▸ **Excerpts from a figure dataset**:
* Start *
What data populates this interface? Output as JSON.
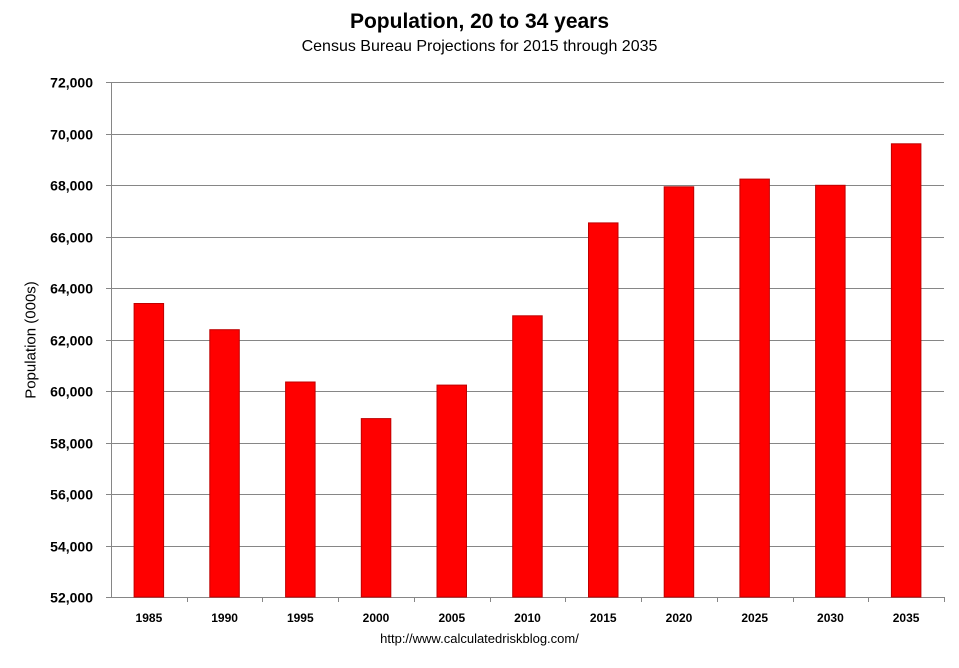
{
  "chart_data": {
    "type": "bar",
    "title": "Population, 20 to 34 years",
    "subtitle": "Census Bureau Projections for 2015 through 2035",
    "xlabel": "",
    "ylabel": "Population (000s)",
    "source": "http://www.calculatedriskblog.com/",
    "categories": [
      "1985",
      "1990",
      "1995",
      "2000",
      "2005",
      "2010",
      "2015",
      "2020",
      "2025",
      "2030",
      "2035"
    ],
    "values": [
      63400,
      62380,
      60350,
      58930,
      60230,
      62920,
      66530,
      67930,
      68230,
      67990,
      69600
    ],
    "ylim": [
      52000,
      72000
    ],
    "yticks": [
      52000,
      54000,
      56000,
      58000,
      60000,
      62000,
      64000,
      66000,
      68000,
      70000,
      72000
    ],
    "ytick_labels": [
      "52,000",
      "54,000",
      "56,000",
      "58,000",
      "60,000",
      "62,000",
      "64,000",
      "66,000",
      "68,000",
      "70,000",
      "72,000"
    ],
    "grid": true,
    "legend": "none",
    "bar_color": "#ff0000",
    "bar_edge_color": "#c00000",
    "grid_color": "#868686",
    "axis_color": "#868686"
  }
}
* End *
* Start *
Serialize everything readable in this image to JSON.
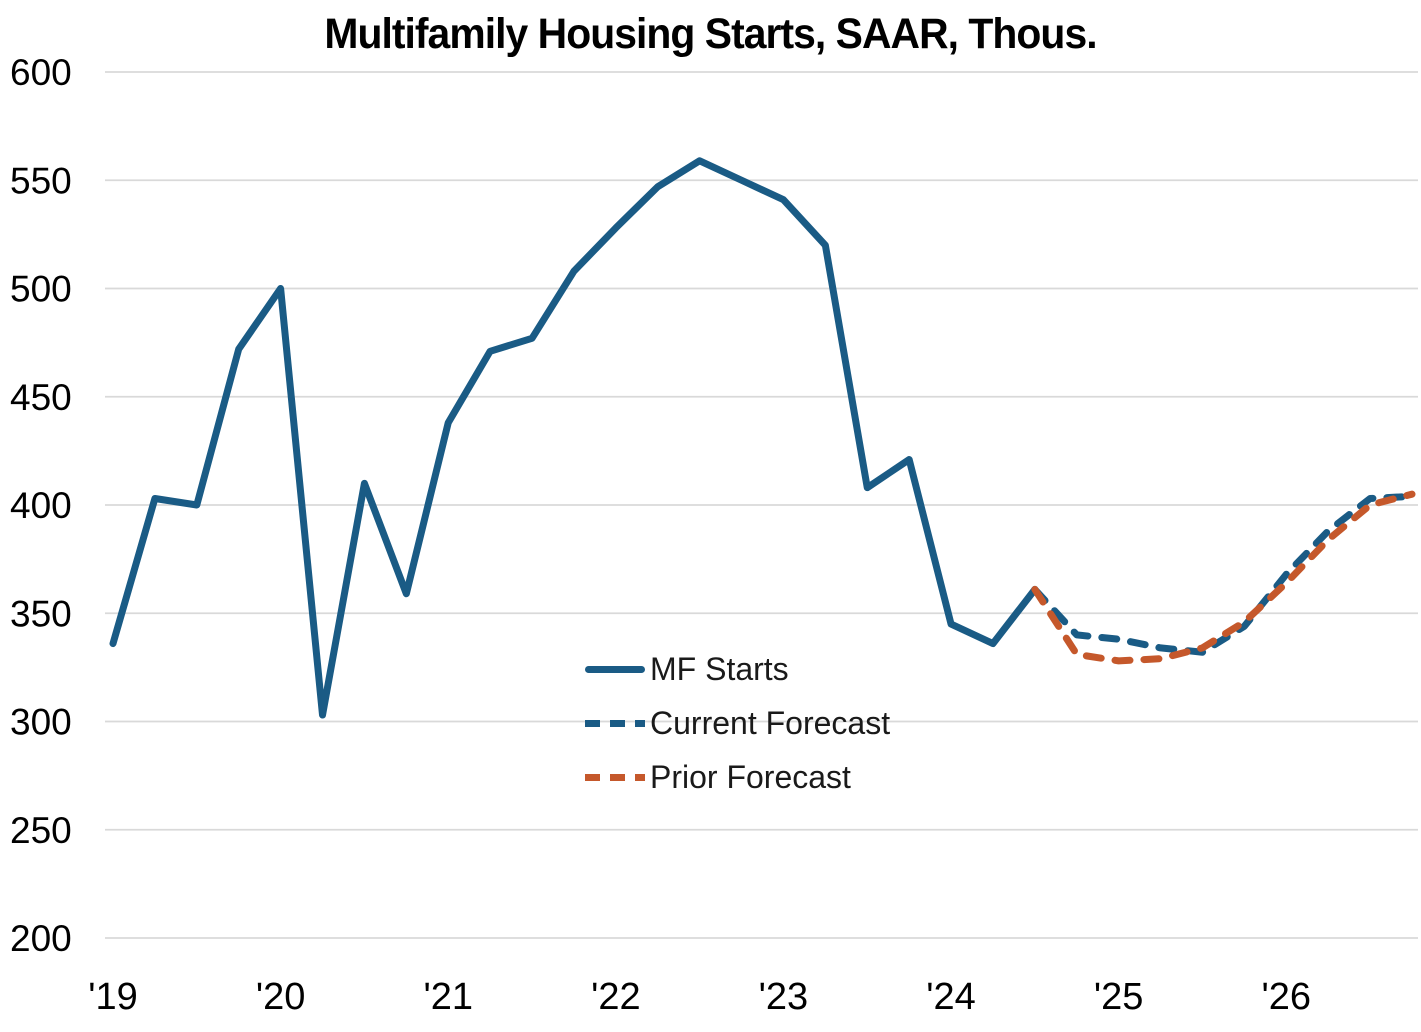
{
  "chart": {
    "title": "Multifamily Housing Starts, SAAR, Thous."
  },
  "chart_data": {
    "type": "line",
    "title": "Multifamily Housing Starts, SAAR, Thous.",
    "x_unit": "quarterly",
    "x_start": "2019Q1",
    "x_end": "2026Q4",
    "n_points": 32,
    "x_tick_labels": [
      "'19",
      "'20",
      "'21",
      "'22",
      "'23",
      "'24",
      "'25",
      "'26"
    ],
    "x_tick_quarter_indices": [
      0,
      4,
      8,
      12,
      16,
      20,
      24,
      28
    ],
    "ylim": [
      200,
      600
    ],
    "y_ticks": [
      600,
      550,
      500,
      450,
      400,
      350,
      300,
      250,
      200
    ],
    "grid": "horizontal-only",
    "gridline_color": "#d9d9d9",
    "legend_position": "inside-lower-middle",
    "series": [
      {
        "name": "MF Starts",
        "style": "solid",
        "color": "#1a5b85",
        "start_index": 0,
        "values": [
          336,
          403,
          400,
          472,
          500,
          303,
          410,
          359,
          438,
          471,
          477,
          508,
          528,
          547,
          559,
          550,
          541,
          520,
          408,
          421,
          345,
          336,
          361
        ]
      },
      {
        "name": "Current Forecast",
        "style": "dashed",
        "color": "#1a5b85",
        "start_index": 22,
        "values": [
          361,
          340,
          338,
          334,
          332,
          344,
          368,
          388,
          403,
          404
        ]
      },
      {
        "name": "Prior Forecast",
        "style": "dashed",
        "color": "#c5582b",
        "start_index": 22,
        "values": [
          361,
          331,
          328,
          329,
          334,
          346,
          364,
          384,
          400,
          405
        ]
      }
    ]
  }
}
* End *
▸ **TO BE DONE**: For the material, find the number of lines holding the word "Population" and give that figure and nothing more.

▸ **EXERCISE SOLUTION**: 2